やること:
a: 本の紹介文を2文でまとめてください。
b: 本の紹介文によると、この本の本体価格はいくらですか。
c: 本の紹介文を、最後の文のあとから書き継いでください。
++++ 本の紹介文 ++++
今月の1冊
2012年09月11日
『なぜ、あの会社は儲かるのか? ビジネスモデル編』
著者:山田英夫; 出版社:日本経済新聞出版社; 発行年月:2012年7月 ; ISBN:978-4532318215; 本体価格:1,470円
書籍詳細
「隣の芝生は青い」ではないですが、「なぜ、あの会社は儲かっているのか?」と、他社を羨ましいと感じたこと、真似できたらと思ったこと、どんな秘密が隠されているのかと考えたことはありませんか。
そんな誰もが抱いたことのある疑問に答えてくれるのが、この『なぜ、あの会社は儲かるのか? ビジネスモデル編』です。もちろん、虎の巻ではありません。この本は、「なぜ?」と、疑問を持つだけで終わらず、自分なりの考えを導きだすことができるよう、「青い芝生の見方」を教えてくれる一冊です。
今、日本企業の大半が、既存のビジネスモデルに限界を感じているか、このままでは限界も近いと危機感を持っているのではないでしょうか。しかし、「新しいビジネスモデル」というのは、新製品を作るのとは違い(もちろん、新製品を生み出すのも大変な苦労はあるかと思いますが)、技術研究を重ねたり、1つ1つの顧客の声に応えたりするなどの地道な企業努力だけでは難しいのも事実です。
++++ 記録データ ++++
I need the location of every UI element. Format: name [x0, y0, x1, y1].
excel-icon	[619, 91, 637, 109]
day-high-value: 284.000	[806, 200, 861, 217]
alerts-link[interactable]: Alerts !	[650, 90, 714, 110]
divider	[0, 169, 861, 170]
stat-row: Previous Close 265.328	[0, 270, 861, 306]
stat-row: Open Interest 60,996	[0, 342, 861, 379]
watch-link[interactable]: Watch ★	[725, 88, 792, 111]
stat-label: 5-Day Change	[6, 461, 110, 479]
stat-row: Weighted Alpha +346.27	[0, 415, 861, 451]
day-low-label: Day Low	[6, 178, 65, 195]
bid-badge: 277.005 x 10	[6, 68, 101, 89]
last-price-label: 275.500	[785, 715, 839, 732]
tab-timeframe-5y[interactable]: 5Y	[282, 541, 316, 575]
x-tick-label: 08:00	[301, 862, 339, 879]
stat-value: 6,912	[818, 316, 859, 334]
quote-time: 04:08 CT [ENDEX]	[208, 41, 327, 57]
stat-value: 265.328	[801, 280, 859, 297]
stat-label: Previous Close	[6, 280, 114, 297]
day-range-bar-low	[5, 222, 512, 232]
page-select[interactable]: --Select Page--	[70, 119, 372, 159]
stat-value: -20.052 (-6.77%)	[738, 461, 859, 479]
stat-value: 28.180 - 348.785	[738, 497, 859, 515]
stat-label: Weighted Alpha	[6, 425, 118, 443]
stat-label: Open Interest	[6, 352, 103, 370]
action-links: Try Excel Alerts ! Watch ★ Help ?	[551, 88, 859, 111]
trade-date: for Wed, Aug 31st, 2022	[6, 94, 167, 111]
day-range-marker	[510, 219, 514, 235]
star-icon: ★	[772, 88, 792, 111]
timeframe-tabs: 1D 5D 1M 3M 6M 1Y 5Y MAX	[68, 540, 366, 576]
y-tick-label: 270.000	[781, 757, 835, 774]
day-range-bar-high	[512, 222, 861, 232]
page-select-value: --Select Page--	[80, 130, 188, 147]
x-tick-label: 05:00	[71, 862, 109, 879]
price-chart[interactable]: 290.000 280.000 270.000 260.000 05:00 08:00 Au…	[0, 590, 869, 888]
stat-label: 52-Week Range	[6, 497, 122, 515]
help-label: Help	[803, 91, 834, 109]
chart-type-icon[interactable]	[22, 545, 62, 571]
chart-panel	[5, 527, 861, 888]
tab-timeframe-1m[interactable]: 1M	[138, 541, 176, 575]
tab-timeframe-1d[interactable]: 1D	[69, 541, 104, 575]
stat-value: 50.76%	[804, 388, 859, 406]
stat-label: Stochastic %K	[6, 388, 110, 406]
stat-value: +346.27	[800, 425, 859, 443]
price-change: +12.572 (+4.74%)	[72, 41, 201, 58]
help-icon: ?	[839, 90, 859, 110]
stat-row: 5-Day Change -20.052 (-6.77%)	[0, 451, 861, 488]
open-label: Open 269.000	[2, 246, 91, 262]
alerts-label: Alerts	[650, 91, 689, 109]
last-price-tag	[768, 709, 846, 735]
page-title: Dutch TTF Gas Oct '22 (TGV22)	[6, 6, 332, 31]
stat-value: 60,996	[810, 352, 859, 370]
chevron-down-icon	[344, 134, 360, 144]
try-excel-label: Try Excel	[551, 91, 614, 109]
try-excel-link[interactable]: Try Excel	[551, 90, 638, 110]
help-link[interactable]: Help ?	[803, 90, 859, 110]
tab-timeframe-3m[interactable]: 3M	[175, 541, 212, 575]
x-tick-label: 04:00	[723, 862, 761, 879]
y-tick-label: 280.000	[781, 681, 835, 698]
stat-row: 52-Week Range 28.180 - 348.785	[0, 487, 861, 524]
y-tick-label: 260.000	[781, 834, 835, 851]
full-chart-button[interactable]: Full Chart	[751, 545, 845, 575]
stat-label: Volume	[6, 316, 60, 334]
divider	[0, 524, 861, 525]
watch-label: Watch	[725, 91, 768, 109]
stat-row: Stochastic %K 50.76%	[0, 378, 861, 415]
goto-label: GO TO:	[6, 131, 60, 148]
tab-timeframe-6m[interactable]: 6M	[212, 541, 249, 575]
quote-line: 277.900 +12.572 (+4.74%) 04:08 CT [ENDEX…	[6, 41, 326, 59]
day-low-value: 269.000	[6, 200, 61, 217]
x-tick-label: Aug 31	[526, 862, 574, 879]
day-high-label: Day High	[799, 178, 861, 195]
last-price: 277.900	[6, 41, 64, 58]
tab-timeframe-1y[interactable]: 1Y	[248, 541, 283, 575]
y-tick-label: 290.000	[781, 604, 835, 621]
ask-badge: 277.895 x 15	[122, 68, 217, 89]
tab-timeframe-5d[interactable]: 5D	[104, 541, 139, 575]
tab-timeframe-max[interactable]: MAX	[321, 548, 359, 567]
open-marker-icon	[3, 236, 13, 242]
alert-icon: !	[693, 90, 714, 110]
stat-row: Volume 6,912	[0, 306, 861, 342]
++++
それぞれの答え:
a: 「今月の1冊」として山田英夫著『なぜ、あの会社は儲かるのか? ビジネスモデル編』(日本経済新聞出版社、2012年7月)を取り上げ、虎の巻ではなく、「なぜ?」という疑問から自分なりの考えを導きだせるよう「青い芝生の見方」を教えてくれる一冊だと紹介している。あわせて、日本企業の大半が既存のビジネスモデルに限界や危機感を感じているのではないかとし、新しいビジネスモデルは技術研究や顧客の声に応えるといった地道な企業努力だけでは難しいと述べている。

b: 1,470円です。

c:
本書の興味深い点は、同業他社のベンチマークではなく、異業種にあるビジネスモデルに着目し、それを移植することで、ビジネスモデルのイノベーションをはかろうというものであり、その際に異業種の企業のどこに着目をすれば良いのか、豊富な事例より説明されているところにあります。
構成は大きく二つに分かれており、前半は、本当に、異業種からイノベーションを学べるのか。という疑問を、1人でも多くの読者に納得してもらえるよう、メーカー、金融、サービスまで、幅広い分野から厳選した実際の成功事例をじっくりと解説していきます。
後半は、どうやって異業種からビジネスモデルのヒントを見出すのかを解説していきます。ここでは、「顧客の再定義」、「顧客の経済性」、「バリューチェーンのバンドリングとアンバンドリング」、「経営資源の持ち方」、「定番の収益モデル」と、テーマ毎に数多くの事例を紹介し、どのような点に着目すれば異業種からヒントを得られるのか、頭の中を整理しながら、勘所を鍛えることができる場となっています。
難しい専門用語はあまりありません。単純に、「なるほど」と思えるような、飲み会の席で部下に(少し自慢げに)話してみたくなるような豊富な事例が紹介されています。そして、それこそが、著者の狙いなのではと、私は感じています。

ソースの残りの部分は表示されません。